> Exercise data
##########

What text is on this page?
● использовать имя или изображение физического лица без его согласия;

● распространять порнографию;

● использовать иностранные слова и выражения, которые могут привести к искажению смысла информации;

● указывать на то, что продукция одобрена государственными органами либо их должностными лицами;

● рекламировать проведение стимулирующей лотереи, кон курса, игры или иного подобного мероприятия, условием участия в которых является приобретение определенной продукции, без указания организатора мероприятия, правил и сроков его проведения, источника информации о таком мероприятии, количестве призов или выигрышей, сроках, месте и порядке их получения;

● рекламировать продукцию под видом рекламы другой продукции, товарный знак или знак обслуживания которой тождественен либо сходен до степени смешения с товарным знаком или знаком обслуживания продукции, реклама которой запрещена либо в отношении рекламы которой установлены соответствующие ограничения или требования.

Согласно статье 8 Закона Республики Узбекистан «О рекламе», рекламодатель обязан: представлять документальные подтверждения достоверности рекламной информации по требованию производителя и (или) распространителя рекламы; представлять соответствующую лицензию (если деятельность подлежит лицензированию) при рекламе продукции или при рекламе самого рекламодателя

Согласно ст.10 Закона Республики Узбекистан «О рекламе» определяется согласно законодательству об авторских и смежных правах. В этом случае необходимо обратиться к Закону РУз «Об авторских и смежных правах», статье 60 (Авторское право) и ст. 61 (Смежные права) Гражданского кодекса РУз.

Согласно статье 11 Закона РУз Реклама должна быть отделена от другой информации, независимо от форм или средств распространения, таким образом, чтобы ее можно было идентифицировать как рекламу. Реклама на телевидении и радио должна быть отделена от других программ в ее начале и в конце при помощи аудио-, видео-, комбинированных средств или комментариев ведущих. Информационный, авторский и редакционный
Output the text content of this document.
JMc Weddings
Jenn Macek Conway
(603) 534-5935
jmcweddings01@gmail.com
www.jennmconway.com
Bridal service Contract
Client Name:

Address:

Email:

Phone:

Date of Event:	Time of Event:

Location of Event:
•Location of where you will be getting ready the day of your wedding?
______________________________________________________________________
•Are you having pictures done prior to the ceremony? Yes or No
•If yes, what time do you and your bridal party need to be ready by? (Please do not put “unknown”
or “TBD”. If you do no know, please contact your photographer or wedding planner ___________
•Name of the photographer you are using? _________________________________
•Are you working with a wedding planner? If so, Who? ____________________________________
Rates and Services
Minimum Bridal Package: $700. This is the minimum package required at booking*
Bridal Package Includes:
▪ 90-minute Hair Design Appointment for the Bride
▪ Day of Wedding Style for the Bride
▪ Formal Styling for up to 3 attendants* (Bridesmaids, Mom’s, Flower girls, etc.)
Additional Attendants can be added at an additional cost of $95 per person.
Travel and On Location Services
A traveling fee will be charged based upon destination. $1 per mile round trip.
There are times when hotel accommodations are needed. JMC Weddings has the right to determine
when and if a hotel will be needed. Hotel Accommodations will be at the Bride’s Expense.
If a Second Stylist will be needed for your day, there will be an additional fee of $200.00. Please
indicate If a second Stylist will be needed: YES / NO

##########

> Brief
Exactly reproduce every line found in the records.

> Answer to the task
What text is on this page?
● использовать имя или изображение физического лица без его согласия;

● распространять порнографию;

● использовать иностранные слова и выражения, которые могут привести к искажению смысла информации;

● указывать на то, что продукция одобрена государственными органами либо их должностными лицами;

● рекламировать проведение стимулирующей лотереи, кон курса, игры или иного подобного мероприятия, условием участия в которых является приобретение определенной продукции, без указания организатора мероприятия, правил и сроков его проведения, источника информации о таком мероприятии, количестве призов или выигрышей, сроках, месте и порядке их получения;

● рекламировать продукцию под видом рекламы другой продукции, товарный знак или знак обслуживания которой тождественен либо сходен до степени смешения с товарным знаком или знаком обслуживания продукции, реклама которой запрещена либо в отношении рекламы которой установлены соответствующие ограничения или требования.

Согласно статье 8 Закона Республики Узбекистан «О рекламе», рекламодатель обязан: представлять документальные подтверждения достоверности рекламной информации по требованию производителя и (или) распространителя рекламы; представлять соответствующую лицензию (если деятельность подлежит лицензированию) при рекламе продукции или при рекламе самого рекламодателя

Согласно ст.10 Закона Республики Узбекистан «О рекламе» определяется согласно законодательству об авторских и смежных правах. В этом случае необходимо обратиться к Закону РУз «Об авторских и смежных правах», статье 60 (Авторское право) и ст. 61 (Смежные права) Гражданского кодекса РУз.

Согласно статье 11 Закона РУз Реклама должна быть отделена от другой информации, независимо от форм или средств распространения, таким образом, чтобы ее можно было идентифицировать как рекламу. Реклама на телевидении и радио должна быть отделена от других программ в ее начале и в конце при помощи аудио-, видео-, комбинированных средств или комментариев ведущих. Информационный, авторский и редакционный
Output the text content of this document.
JMc Weddings
Jenn Macek Conway
(603) 534-5935
jmcweddings01@gmail.com
www.jennmconway.com
Bridal service Contract
Client Name:

Address:

Email:

Phone:

Date of Event:	Time of Event:

Location of Event:
•Location of where you will be getting ready the day of your wedding?
______________________________________________________________________
•Are you having pictures done prior to the ceremony? Yes or No
•If yes, what time do you and your bridal party need to be ready by? (Please do not put “unknown”
or “TBD”. If you do no know, please contact your photographer or wedding planner ___________
•Name of the photographer you are using? _________________________________
•Are you working with a wedding planner? If so, Who? ____________________________________
Rates and Services
Minimum Bridal Package: $700. This is the minimum package required at booking*
Bridal Package Includes:
▪ 90-minute Hair Design Appointment for the Bride
▪ Day of Wedding Style for the Bride
▪ Formal Styling for up to 3 attendants* (Bridesmaids, Mom’s, Flower girls, etc.)
Additional Attendants can be added at an additional cost of $95 per person.
Travel and On Location Services
A traveling fee will be charged based upon destination. $1 per mile round trip.
There are times when hotel accommodations are needed. JMC Weddings has the right to determine
when and if a hotel will be needed. Hotel Accommodations will be at the Bride’s Expense.
If a Second Stylist will be needed for your day, there will be an additional fee of $200.00. Please
indicate If a second Stylist will be needed: YES / NO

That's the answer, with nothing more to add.